--- REQUIREMENTS ---
Copy out all of the data exactly as it appears.

[Records from a data collection]
[START]

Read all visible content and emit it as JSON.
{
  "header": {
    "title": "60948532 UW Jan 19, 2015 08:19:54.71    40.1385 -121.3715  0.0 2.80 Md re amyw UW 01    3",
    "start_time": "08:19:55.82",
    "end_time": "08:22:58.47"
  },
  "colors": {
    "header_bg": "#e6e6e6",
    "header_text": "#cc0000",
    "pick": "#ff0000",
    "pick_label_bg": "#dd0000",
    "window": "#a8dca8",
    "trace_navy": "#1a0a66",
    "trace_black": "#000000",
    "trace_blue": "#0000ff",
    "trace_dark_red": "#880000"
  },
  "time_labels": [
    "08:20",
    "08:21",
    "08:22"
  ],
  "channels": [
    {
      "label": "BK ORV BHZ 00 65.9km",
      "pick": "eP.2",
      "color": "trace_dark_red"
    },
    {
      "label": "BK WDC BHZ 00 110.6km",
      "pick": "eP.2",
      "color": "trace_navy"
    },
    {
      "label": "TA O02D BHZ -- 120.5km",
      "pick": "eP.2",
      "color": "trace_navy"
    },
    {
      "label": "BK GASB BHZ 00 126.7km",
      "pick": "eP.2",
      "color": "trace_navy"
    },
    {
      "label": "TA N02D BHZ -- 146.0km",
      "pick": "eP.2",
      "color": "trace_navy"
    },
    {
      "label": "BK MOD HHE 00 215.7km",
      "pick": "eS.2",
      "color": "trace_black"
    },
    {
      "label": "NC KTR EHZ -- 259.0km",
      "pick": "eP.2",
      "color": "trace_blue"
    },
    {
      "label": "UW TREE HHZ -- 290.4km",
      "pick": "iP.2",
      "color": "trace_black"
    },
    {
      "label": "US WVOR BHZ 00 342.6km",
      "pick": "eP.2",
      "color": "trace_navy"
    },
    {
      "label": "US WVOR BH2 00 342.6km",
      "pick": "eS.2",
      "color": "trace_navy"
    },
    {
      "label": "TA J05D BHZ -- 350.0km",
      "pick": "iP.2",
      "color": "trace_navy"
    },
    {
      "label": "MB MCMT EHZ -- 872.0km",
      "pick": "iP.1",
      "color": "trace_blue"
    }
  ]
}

[END]

--- WRITTEN ANSWER ---
Read all visible content and emit it as JSON.
{
  "header": {
    "title": "60948532 UW Jan 19, 2015 08:19:54.71    40.1385 -121.3715  0.0 2.80 Md re amyw UW 01    3",
    "start_time": "08:19:55.82",
    "end_time": "08:22:58.47"
  },
  "colors": {
    "header_bg": "#e6e6e6",
    "header_text": "#cc0000",
    "pick": "#ff0000",
    "pick_label_bg": "#dd0000",
    "window": "#a8dca8",
    "trace_navy": "#1a0a66",
    "trace_black": "#000000",
    "trace_blue": "#0000ff",
    "trace_dark_red": "#880000"
  },
  "time_labels": [
    "08:20",
    "08:21",
    "08:22"
  ],
  "channels": [
    {
      "label": "BK ORV BHZ 00 65.9km",
      "pick": "eP.2",
      "color": "trace_dark_red"
    },
    {
      "label": "BK WDC BHZ 00 110.6km",
      "pick": "eP.2",
      "color": "trace_navy"
    },
    {
      "label": "TA O02D BHZ -- 120.5km",
      "pick": "eP.2",
      "color": "trace_navy"
    },
    {
      "label": "BK GASB BHZ 00 126.7km",
      "pick": "eP.2",
      "color": "trace_navy"
    },
    {
      "label": "TA N02D BHZ -- 146.0km",
      "pick": "eP.2",
      "color": "trace_navy"
    },
    {
      "label": "BK MOD HHE 00 215.7km",
      "pick": "eS.2",
      "color": "trace_black"
    },
    {
      "label": "NC KTR EHZ -- 259.0km",
      "pick": "eP.2",
      "color": "trace_blue"
    },
    {
      "label": "UW TREE HHZ -- 290.4km",
      "pick": "iP.2",
      "color": "trace_black"
    },
    {
      "label": "US WVOR BHZ 00 342.6km",
      "pick": "eP.2",
      "color": "trace_navy"
    },
    {
      "label": "US WVOR BH2 00 342.6km",
      "pick": "eS.2",
      "color": "trace_navy"
    },
    {
      "label": "TA J05D BHZ -- 350.0km",
      "pick": "iP.2",
      "color": "trace_navy"
    },
    {
      "label": "MB MCMT EHZ -- 872.0km",
      "pick": "iP.1",
      "color": "trace_blue"
    }
  ]
}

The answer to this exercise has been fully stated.